Extracted data entries
******

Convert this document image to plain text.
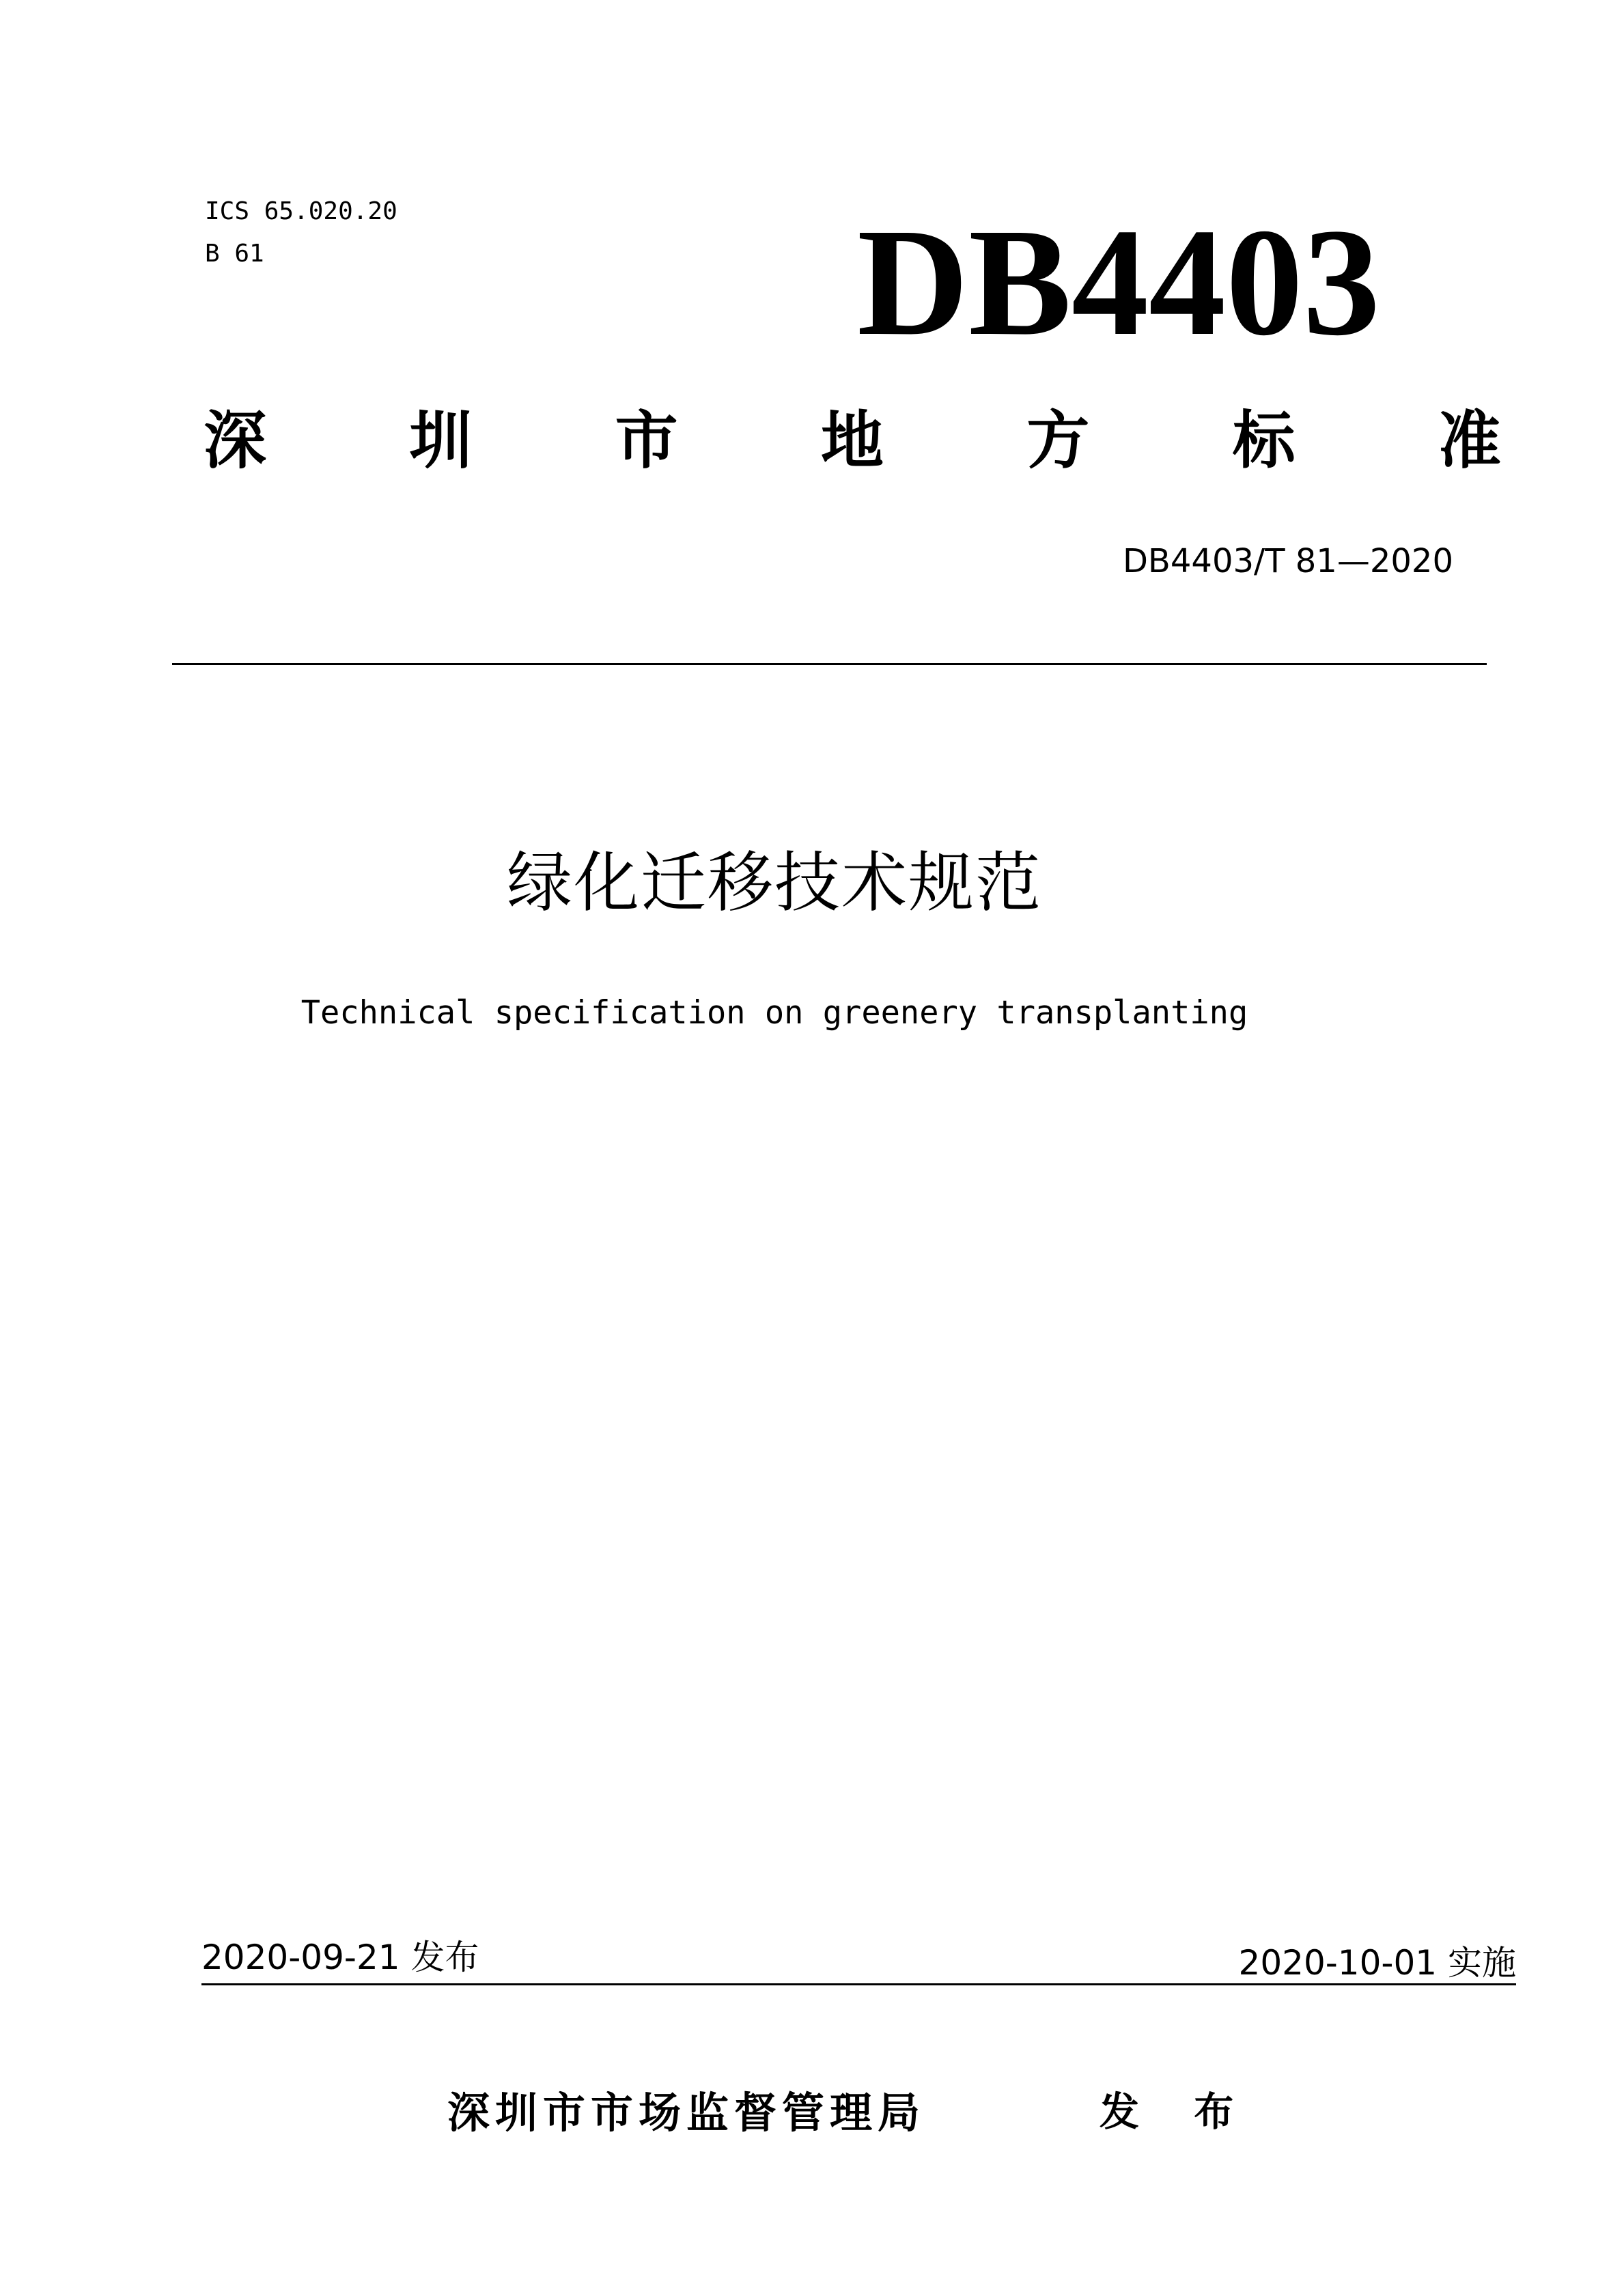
ICS 65.020.20
B 61	DB4403
深 圳 市 地 方 标 准
DB4403/T 81—2020
绿化迁移技术规范
Technical specification on greenery transplanting
2020-09-21 发布	2020-10-01 实施
深圳市市场监督管理局	发 布
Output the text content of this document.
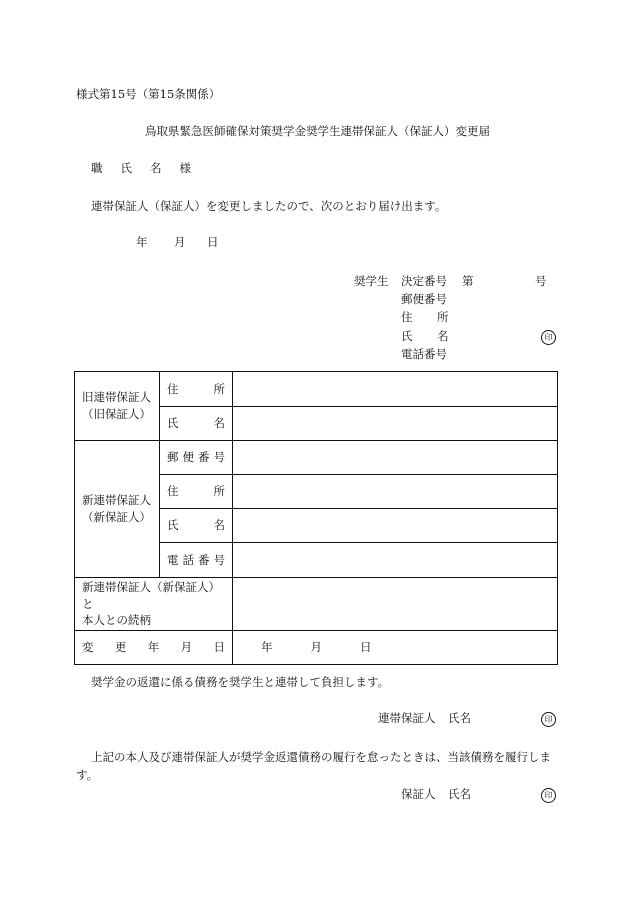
様式第15号（第15条関係）
鳥取県緊急医師確保対策奨学金奨学生連帯保証人（保証人）変更届
職 氏 名 様
連帯保証人（保証人）を変更しましたので、次のとおり届け出ます。
年 月 日
奨学生 決定番号 第	号
郵便番号
住 所
氏 名	印
電話番号
旧連帯保証人
（旧保証人）	住 所	

	氏 名	

新連帯保証人
（新保証人）	郵 便 番 号	

	住 所	

	氏 名	

	電 話 番 号	

新連帯保証人（新保証人）と
本人との続柄		

変 更 年 月 日		年 月 日
奨学金の返還に係る債務を奨学生と連帯して負担します。
連帯保証人 氏名	印
上記の本人及び連帯保証人が奨学金返還債務の履行を怠ったときは、当該債務を履行しま
す。
保証人 氏名	印
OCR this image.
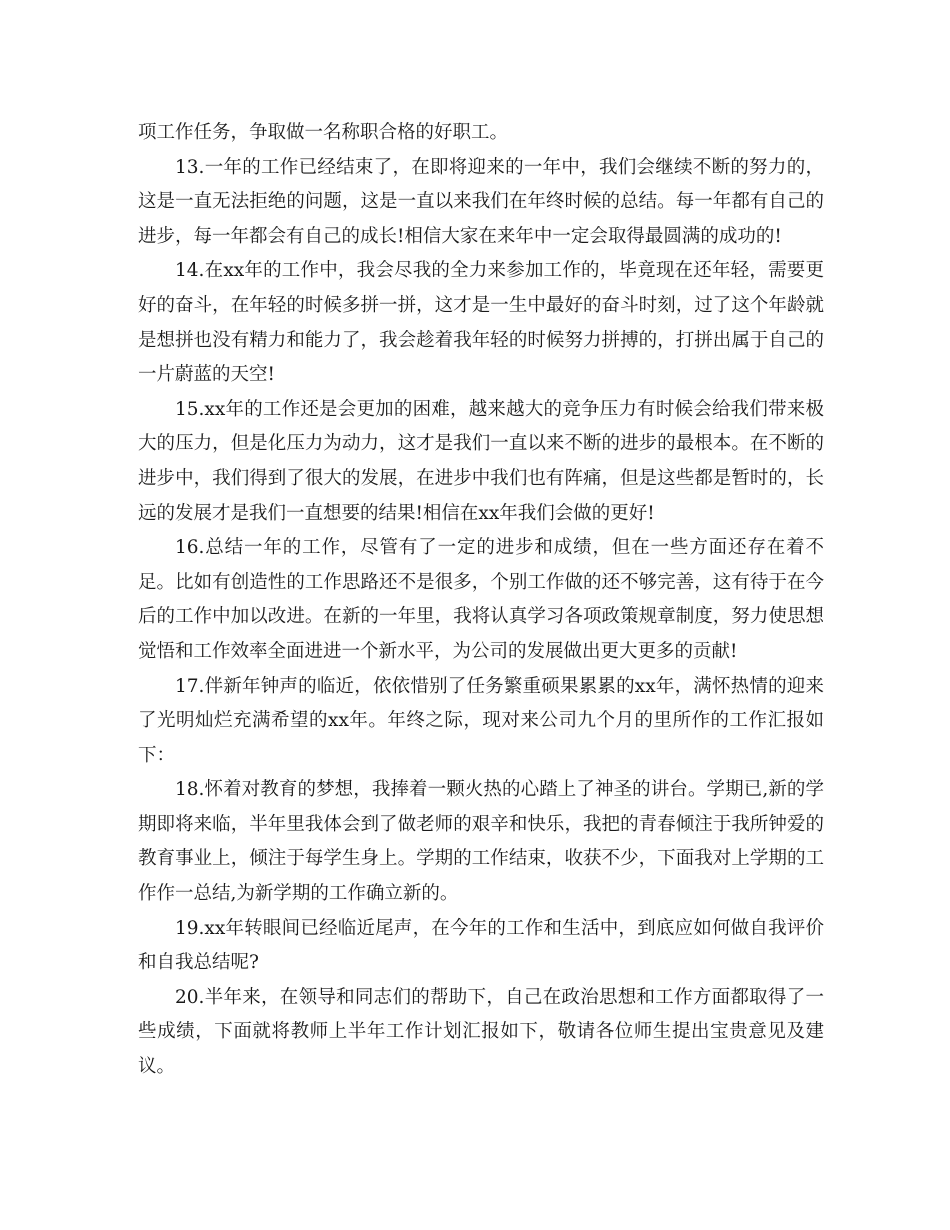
项工作任务，争取做一名称职合格的好职工。

13.一年的工作已经结束了，在即将迎来的一年中，我们会继续不断的努力的，这是一直无法拒绝的问题，这是一直以来我们在年终时候的总结。每一年都有自己的进步，每一年都会有自己的成长!相信大家在来年中一定会取得最圆满的成功的!

14.在xx年的工作中，我会尽我的全力来参加工作的，毕竟现在还年轻，需要更好的奋斗，在年轻的时候多拼一拼，这才是一生中最好的奋斗时刻，过了这个年龄就是想拼也没有精力和能力了，我会趁着我年轻的时候努力拼搏的，打拼出属于自己的一片蔚蓝的天空!

15.xx年的工作还是会更加的困难，越来越大的竞争压力有时候会给我们带来极大的压力，但是化压力为动力，这才是我们一直以来不断的进步的最根本。在不断的进步中，我们得到了很大的发展，在进步中我们也有阵痛，但是这些都是暂时的，长远的发展才是我们一直想要的结果!相信在xx年我们会做的更好!

16.总结一年的工作，尽管有了一定的进步和成绩，但在一些方面还存在着不足。比如有创造性的工作思路还不是很多，个别工作做的还不够完善，这有待于在今后的工作中加以改进。在新的一年里，我将认真学习各项政策规章制度，努力使思想觉悟和工作效率全面进进一个新水平，为公司的发展做出更大更多的贡献!

17.伴新年钟声的临近，依依惜别了任务繁重硕果累累的xx年，满怀热情的迎来了光明灿烂充满希望的xx年。年终之际，现对来公司九个月的里所作的工作汇报如下：

18.怀着对教育的梦想，我捧着一颗火热的心踏上了神圣的讲台。学期已,新的学期即将来临，半年里我体会到了做老师的艰辛和快乐，我把的青春倾注于我所钟爱的教育事业上，倾注于每学生身上。学期的工作结束，收获不少，下面我对上学期的工作作一总结,为新学期的工作确立新的。

19.xx年转眼间已经临近尾声，在今年的工作和生活中，到底应如何做自我评价和自我总结呢?

20.半年来，在领导和同志们的帮助下，自己在政治思想和工作方面都取得了一些成绩，下面就将教师上半年工作计划汇报如下，敬请各位师生提出宝贵意见及建议。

******

### TASK STATEMENT
All records should be output exactly, with the pictures left out.

### SOLUTION TO THIS EXERCISE
Convert this document image to plain text.
ICS 65.020.20
B 61	DB4403
深 圳 市 地 方 标 准
DB4403/T 81—2020
绿化迁移技术规范
Technical specification on greenery transplanting
2020-09-21 发布	2020-10-01 实施
深圳市市场监督管理局	发 布
Output the text content of this document.
様式第15号（第15条関係）
鳥取県緊急医師確保対策奨学金奨学生連帯保証人（保証人）変更届
職 氏 名 様
連帯保証人（保証人）を変更しましたので、次のとおり届け出ます。
年 月 日
奨学生 決定番号 第	号
郵便番号
住 所
氏 名	印
電話番号
旧連帯保証人
（旧保証人）	住 所	

	氏 名	

新連帯保証人
（新保証人）	郵 便 番 号	

	住 所	

	氏 名	

	電 話 番 号	

新連帯保証人（新保証人）と
本人との続柄		

変 更 年 月 日		年 月 日
奨学金の返還に係る債務を奨学生と連帯して負担します。
連帯保証人 氏名	印
上記の本人及び連帯保証人が奨学金返還債務の履行を怠ったときは、当該債務を履行しま
す。
保証人 氏名	印
OCR this image.
项工作任务，争取做一名称职合格的好职工。

13.一年的工作已经结束了，在即将迎来的一年中，我们会继续不断的努力的，这是一直无法拒绝的问题，这是一直以来我们在年终时候的总结。每一年都有自己的进步，每一年都会有自己的成长!相信大家在来年中一定会取得最圆满的成功的!

14.在xx年的工作中，我会尽我的全力来参加工作的，毕竟现在还年轻，需要更好的奋斗，在年轻的时候多拼一拼，这才是一生中最好的奋斗时刻，过了这个年龄就是想拼也没有精力和能力了，我会趁着我年轻的时候努力拼搏的，打拼出属于自己的一片蔚蓝的天空!

15.xx年的工作还是会更加的困难，越来越大的竞争压力有时候会给我们带来极大的压力，但是化压力为动力，这才是我们一直以来不断的进步的最根本。在不断的进步中，我们得到了很大的发展，在进步中我们也有阵痛，但是这些都是暂时的，长远的发展才是我们一直想要的结果!相信在xx年我们会做的更好!

16.总结一年的工作，尽管有了一定的进步和成绩，但在一些方面还存在着不足。比如有创造性的工作思路还不是很多，个别工作做的还不够完善，这有待于在今后的工作中加以改进。在新的一年里，我将认真学习各项政策规章制度，努力使思想觉悟和工作效率全面进进一个新水平，为公司的发展做出更大更多的贡献!

17.伴新年钟声的临近，依依惜别了任务繁重硕果累累的xx年，满怀热情的迎来了光明灿烂充满希望的xx年。年终之际，现对来公司九个月的里所作的工作汇报如下：

18.怀着对教育的梦想，我捧着一颗火热的心踏上了神圣的讲台。学期已,新的学期即将来临，半年里我体会到了做老师的艰辛和快乐，我把的青春倾注于我所钟爱的教育事业上，倾注于每学生身上。学期的工作结束，收获不少，下面我对上学期的工作作一总结,为新学期的工作确立新的。

19.xx年转眼间已经临近尾声，在今年的工作和生活中，到底应如何做自我评价和自我总结呢?

20.半年来，在领导和同志们的帮助下，自己在政治思想和工作方面都取得了一些成绩，下面就将教师上半年工作计划汇报如下，敬请各位师生提出宝贵意见及建议。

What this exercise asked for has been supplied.